Dataset records
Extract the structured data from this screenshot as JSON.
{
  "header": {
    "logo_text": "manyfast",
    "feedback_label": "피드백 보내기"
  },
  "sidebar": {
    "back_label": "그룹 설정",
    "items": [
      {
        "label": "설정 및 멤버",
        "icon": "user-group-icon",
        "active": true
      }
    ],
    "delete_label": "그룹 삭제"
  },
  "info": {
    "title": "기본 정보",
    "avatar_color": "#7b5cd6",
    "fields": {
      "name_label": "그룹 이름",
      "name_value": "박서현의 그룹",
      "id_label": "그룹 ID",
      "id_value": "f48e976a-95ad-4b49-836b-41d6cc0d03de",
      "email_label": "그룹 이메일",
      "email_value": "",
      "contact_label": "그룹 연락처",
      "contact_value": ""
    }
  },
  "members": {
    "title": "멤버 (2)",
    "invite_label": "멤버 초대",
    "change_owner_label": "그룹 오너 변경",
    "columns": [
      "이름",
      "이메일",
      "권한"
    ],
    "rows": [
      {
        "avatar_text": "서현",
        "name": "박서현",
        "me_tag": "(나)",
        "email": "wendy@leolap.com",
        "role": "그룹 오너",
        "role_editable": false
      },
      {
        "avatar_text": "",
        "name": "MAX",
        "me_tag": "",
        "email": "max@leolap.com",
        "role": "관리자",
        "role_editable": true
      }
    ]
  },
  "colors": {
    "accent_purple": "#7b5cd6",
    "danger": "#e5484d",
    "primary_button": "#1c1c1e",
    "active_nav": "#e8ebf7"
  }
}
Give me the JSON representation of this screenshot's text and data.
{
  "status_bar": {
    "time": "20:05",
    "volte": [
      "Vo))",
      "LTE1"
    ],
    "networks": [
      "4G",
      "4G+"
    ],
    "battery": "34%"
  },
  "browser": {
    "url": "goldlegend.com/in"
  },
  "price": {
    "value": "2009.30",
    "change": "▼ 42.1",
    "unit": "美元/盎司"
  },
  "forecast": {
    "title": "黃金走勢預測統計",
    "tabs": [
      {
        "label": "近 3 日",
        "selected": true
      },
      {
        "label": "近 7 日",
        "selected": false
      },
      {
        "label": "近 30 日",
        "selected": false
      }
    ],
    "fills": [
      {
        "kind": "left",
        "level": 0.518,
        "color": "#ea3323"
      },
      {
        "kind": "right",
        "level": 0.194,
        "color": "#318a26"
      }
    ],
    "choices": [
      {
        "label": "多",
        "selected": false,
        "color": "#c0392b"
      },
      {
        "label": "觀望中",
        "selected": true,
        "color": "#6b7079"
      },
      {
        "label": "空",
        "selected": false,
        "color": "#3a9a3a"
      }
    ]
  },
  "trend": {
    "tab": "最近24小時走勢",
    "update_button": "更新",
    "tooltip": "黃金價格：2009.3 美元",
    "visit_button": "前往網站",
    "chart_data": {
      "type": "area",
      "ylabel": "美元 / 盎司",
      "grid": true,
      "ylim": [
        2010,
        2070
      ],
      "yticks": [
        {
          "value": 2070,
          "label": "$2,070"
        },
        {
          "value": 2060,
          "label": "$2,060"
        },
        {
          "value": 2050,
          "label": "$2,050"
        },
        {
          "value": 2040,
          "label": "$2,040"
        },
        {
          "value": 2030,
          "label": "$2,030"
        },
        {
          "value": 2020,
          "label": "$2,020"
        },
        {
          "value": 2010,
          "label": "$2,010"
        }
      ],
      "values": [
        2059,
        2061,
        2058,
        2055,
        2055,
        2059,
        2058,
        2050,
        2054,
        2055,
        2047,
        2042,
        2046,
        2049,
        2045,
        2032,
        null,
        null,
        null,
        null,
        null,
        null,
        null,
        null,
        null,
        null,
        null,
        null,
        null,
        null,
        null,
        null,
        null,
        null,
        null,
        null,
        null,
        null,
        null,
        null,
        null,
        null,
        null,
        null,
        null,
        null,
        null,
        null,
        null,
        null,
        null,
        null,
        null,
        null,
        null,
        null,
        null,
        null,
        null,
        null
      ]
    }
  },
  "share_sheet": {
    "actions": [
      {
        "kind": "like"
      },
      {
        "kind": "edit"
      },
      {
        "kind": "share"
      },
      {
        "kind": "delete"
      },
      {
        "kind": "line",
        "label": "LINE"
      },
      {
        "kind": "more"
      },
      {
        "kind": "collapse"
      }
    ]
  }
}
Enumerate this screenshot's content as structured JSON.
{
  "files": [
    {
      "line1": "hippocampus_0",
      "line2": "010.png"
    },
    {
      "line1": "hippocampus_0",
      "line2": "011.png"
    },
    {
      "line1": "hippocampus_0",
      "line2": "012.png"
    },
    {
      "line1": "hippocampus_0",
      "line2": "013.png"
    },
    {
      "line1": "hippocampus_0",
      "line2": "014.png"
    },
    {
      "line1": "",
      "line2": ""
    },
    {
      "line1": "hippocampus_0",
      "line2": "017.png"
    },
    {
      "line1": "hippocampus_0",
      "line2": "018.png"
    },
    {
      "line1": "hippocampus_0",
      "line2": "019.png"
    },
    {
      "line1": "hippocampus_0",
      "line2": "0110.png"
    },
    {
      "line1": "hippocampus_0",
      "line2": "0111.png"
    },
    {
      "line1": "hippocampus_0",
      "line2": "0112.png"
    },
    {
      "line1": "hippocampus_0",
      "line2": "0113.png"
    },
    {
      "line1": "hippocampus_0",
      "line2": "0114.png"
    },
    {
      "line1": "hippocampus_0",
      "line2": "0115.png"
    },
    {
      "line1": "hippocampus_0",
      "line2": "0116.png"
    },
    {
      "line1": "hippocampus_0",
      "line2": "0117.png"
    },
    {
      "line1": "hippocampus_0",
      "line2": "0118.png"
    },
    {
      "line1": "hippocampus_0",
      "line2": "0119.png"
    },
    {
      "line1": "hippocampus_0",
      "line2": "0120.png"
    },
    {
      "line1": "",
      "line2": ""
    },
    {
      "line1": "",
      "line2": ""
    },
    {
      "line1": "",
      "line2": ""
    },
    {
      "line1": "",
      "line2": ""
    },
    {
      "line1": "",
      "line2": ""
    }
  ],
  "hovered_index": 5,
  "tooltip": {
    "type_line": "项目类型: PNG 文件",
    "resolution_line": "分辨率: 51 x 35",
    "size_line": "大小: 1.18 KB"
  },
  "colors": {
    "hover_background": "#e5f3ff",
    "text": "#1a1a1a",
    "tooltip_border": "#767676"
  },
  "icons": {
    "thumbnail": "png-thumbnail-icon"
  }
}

● WHAT TO DO:
State how many lines of the listing hold the string "title"; reply with the number and nothing else.

● FINISHED TASK:
3